Identify the lines in the data below that contain "Liebe" and give only how many there are.

┏━━

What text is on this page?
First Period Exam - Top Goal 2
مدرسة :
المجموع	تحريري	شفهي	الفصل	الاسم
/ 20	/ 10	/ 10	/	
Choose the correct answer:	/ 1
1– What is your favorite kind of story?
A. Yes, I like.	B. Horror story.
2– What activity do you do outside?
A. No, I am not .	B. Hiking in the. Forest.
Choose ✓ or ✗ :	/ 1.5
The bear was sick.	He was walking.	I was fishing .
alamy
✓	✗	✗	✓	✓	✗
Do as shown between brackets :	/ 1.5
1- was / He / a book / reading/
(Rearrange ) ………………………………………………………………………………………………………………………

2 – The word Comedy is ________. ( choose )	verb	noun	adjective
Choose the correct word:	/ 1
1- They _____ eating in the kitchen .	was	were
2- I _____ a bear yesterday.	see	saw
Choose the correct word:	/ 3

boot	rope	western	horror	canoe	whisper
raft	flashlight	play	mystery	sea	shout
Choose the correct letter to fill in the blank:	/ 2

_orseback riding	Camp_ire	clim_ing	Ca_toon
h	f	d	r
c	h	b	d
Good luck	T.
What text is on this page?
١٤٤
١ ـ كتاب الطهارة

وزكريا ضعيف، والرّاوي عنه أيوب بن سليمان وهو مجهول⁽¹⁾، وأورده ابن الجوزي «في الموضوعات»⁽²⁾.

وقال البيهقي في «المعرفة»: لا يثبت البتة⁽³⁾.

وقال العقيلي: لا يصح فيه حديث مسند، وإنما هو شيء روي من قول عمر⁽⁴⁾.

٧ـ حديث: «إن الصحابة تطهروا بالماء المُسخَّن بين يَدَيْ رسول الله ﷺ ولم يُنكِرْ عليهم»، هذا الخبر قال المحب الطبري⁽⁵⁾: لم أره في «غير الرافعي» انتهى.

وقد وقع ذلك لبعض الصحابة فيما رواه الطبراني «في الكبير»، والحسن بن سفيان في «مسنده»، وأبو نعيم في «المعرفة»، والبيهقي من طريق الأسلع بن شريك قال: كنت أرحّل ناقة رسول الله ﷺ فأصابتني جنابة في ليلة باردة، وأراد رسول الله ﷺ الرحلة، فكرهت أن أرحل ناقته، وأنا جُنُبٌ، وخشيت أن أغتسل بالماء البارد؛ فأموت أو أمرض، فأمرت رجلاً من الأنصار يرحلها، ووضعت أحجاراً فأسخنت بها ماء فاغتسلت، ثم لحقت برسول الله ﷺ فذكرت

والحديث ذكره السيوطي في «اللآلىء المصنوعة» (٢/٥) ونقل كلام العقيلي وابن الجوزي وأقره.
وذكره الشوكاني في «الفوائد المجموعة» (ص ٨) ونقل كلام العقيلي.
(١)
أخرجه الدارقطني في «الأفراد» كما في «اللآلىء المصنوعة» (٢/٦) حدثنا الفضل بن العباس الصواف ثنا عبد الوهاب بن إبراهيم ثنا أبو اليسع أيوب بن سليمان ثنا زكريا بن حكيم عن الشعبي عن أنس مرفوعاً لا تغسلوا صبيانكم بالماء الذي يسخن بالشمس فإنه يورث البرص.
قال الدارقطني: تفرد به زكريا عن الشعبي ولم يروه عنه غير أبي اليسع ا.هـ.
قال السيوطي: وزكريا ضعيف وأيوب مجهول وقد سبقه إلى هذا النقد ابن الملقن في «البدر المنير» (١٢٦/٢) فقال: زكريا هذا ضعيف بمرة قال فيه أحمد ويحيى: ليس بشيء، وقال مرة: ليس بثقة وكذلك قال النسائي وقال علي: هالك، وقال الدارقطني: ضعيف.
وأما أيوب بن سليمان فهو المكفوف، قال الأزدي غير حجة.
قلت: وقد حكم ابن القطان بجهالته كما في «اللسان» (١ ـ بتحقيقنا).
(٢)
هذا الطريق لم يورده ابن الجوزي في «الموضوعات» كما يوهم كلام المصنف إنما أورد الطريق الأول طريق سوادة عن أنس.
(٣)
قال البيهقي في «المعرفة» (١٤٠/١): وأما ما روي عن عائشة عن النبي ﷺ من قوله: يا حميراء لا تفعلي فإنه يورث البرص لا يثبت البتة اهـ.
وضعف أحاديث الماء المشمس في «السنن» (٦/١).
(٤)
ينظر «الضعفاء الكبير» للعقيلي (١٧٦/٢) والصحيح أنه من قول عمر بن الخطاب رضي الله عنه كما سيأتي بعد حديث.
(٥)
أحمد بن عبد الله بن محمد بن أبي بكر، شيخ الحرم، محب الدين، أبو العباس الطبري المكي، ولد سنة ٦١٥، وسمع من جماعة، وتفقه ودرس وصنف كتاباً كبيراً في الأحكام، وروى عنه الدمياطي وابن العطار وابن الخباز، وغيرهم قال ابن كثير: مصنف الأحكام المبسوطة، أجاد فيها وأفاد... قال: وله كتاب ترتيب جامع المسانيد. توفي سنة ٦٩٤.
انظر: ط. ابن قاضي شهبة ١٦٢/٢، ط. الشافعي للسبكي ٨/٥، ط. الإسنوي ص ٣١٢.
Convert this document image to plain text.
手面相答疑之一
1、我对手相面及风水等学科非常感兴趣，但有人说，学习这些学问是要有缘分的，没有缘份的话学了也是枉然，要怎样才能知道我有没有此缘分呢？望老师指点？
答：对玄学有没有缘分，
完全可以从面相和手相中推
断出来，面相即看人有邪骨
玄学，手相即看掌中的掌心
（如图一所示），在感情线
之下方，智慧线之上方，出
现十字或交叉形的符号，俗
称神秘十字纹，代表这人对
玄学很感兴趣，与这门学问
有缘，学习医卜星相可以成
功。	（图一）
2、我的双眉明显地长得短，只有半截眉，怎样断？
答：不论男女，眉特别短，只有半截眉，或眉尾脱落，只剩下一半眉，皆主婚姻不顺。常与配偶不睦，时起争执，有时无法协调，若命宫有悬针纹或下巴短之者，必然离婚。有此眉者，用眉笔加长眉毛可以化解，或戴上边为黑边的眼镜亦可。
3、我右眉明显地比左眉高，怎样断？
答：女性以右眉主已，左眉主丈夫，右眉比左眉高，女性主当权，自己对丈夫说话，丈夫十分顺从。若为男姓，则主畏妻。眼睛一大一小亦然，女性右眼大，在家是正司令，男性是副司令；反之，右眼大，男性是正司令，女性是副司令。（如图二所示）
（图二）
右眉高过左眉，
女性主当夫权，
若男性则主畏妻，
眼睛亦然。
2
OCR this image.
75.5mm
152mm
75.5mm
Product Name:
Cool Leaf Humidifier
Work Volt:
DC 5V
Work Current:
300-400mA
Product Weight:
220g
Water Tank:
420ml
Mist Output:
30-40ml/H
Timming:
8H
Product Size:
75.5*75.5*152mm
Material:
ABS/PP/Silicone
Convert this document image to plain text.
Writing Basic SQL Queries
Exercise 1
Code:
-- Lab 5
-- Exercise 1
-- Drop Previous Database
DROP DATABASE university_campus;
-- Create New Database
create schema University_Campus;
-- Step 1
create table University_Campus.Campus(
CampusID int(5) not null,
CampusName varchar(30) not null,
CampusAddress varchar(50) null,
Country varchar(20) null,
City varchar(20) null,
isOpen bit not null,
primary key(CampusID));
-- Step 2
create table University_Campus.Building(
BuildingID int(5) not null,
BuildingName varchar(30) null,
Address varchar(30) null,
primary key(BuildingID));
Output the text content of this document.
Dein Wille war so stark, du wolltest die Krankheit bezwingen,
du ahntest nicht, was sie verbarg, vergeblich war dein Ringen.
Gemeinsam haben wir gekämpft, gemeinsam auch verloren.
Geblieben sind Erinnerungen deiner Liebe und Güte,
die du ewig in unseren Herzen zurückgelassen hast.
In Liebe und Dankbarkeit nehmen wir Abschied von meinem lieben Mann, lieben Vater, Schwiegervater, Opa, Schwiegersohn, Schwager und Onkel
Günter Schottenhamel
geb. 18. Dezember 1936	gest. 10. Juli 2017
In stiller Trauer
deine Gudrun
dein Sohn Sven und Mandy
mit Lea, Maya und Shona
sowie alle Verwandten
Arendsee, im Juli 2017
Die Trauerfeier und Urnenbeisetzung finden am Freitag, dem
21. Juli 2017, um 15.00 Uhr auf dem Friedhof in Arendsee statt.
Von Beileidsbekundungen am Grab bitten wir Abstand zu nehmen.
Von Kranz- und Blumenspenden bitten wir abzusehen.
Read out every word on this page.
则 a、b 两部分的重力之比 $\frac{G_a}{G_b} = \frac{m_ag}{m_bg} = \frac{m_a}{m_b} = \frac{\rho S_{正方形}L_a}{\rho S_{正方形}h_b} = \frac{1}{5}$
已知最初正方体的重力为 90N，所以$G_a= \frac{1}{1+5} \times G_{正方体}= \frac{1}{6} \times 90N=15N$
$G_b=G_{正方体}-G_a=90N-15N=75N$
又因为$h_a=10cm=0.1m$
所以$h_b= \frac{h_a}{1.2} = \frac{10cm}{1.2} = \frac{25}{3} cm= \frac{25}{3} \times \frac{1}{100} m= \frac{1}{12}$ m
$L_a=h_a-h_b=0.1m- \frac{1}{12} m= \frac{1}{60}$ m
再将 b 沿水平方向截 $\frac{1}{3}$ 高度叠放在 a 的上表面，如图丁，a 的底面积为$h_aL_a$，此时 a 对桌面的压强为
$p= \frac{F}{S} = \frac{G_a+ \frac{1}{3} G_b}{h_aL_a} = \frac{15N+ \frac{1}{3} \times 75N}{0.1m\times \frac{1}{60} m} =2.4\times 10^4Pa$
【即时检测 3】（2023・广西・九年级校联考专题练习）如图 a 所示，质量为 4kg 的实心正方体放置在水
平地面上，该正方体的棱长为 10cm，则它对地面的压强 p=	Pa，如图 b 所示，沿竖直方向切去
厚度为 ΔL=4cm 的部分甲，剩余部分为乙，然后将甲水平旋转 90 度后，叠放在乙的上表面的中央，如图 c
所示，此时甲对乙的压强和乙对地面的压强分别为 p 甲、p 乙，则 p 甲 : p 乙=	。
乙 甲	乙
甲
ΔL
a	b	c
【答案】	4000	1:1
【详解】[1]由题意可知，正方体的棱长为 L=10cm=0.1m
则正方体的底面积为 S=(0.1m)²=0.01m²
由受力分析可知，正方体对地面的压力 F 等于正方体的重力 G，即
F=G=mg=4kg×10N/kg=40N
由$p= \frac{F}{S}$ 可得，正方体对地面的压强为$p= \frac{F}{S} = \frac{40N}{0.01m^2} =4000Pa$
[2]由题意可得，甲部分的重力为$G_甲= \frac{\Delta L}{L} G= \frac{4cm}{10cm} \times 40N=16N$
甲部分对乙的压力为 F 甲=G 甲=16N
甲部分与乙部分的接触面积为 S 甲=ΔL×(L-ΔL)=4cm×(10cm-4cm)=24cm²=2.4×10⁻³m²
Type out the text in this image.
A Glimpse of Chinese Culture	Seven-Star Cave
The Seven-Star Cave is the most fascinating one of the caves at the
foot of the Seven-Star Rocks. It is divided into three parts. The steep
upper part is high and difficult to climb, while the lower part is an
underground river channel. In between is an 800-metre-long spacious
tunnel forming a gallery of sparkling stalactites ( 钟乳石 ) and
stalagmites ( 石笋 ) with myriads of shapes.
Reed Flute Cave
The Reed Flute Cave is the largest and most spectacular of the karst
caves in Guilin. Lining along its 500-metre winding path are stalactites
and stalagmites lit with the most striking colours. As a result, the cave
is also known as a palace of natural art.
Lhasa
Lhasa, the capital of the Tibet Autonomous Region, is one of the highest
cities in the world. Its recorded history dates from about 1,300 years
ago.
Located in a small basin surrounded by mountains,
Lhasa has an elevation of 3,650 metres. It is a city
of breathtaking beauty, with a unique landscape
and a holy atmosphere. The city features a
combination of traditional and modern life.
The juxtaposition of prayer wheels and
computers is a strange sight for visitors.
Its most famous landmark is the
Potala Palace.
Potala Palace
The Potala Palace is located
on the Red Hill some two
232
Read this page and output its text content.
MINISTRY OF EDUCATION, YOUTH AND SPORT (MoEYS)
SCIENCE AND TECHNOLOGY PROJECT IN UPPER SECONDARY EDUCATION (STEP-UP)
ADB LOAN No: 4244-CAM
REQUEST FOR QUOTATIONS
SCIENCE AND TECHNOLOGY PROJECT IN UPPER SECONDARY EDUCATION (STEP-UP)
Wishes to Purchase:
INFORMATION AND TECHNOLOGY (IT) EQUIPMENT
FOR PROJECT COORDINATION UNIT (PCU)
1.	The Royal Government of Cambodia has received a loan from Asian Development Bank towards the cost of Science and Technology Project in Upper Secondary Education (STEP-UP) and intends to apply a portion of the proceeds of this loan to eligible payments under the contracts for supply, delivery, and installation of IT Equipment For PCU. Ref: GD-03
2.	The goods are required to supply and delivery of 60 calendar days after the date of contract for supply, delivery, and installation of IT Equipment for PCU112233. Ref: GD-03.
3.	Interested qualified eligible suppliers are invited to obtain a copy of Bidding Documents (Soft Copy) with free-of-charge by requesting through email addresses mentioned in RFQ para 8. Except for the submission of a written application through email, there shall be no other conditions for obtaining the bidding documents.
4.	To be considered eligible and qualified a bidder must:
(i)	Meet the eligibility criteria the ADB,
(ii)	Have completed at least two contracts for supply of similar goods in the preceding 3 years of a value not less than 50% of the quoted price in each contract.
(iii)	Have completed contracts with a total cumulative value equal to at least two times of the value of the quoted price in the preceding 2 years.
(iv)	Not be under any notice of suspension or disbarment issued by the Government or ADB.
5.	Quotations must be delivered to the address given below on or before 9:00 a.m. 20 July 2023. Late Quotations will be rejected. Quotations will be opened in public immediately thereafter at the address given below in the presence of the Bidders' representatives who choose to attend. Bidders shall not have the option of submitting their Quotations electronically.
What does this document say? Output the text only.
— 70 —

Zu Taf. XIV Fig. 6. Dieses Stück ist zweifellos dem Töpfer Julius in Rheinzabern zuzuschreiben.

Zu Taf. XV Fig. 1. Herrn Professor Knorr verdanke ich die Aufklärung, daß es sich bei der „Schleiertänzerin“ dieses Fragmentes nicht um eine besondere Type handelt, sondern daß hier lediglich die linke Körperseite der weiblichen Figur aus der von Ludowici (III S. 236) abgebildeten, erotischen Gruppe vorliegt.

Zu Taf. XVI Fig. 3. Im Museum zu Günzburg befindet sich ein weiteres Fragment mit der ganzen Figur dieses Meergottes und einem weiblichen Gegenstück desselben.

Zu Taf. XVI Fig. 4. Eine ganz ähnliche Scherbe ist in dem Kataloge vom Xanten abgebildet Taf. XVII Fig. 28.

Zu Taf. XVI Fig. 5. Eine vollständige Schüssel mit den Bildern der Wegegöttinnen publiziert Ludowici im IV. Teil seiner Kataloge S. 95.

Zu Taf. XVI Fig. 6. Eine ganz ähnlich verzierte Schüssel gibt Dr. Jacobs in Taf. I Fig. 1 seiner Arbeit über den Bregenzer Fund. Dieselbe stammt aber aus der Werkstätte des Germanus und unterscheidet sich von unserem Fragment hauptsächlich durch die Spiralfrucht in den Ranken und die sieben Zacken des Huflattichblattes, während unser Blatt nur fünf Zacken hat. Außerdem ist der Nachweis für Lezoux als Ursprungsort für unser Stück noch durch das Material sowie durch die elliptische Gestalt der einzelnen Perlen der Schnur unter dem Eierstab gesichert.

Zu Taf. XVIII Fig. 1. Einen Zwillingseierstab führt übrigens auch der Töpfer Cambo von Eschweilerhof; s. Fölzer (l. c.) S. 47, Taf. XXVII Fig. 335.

┗━━

Right answer =
2